=== SOURCE MATERIAL ===

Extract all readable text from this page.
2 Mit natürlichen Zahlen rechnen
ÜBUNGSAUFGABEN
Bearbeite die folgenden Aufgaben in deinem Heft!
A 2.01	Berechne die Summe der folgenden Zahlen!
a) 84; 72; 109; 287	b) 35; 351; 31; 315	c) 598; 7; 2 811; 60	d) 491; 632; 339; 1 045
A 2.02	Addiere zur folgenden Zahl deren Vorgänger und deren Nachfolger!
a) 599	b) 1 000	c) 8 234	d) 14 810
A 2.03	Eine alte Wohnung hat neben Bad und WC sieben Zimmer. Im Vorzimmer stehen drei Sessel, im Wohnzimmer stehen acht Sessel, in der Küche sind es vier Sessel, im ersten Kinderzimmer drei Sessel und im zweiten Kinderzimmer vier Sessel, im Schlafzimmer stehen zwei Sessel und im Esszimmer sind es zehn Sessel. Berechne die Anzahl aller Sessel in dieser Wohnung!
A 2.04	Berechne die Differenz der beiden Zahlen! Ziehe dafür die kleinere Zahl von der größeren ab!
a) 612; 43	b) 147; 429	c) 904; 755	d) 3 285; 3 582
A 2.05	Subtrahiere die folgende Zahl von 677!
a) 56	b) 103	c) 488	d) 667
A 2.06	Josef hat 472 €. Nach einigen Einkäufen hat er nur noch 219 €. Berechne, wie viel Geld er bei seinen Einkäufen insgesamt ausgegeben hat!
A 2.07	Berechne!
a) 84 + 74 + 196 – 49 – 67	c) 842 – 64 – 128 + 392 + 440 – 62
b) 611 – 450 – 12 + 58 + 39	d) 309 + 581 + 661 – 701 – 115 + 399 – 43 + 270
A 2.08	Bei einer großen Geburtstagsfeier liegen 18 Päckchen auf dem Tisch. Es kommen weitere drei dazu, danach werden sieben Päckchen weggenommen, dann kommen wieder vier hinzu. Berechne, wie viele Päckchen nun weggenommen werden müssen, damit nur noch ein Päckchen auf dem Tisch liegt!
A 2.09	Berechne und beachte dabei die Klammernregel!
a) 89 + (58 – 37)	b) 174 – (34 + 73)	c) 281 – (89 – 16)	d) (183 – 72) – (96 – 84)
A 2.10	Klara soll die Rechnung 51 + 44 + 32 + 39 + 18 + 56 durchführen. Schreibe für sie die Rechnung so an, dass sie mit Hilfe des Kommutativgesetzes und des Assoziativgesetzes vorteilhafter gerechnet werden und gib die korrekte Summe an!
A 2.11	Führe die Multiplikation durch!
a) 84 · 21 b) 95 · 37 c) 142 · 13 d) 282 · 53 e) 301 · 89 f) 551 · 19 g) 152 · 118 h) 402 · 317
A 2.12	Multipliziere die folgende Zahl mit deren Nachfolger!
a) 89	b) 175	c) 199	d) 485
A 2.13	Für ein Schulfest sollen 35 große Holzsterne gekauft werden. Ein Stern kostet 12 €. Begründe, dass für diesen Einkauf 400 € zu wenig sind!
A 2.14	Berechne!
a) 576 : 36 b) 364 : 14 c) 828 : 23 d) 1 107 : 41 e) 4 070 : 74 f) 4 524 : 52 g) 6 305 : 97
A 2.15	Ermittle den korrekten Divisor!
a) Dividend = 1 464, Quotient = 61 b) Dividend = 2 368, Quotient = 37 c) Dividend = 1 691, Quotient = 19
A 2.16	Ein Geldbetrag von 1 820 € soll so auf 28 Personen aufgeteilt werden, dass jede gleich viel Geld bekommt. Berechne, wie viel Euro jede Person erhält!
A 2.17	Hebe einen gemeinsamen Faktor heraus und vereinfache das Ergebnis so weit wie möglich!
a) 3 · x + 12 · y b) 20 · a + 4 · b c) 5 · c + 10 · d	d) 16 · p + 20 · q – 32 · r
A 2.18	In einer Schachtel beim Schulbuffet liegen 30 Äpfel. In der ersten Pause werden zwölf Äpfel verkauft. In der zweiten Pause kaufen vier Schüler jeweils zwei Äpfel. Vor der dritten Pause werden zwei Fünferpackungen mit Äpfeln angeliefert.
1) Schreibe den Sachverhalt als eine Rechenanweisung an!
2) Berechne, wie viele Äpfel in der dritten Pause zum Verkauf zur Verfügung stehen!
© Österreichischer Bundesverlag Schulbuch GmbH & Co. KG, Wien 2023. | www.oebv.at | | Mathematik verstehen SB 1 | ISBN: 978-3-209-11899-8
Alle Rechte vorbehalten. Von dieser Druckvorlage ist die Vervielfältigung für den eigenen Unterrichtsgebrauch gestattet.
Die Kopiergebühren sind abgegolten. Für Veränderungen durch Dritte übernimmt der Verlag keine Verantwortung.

===

WHAT THIS TASK INVOLVES: When a line in the records above holds "dieser", that line is to be reported.

OUTPUT:
A 2.03	Eine alte Wohnung hat neben Bad und WC sieben Zimmer. Im Vorzimmer stehen drei Sessel, im Wohnzimmer stehen acht Sessel, in der Küche sind es vier Sessel, im ersten Kinderzimmer drei Sessel und im zweiten Kinderzimmer vier Sessel, im Schlafzimmer stehen zwei Sessel und im Esszimmer sind es zehn Sessel. Berechne die Anzahl aller Sessel in dieser Wohnung!
Alle Rechte vorbehalten. Von dieser Druckvorlage ist die Vervielfältigung für den eigenen Unterrichtsgebrauch gestattet.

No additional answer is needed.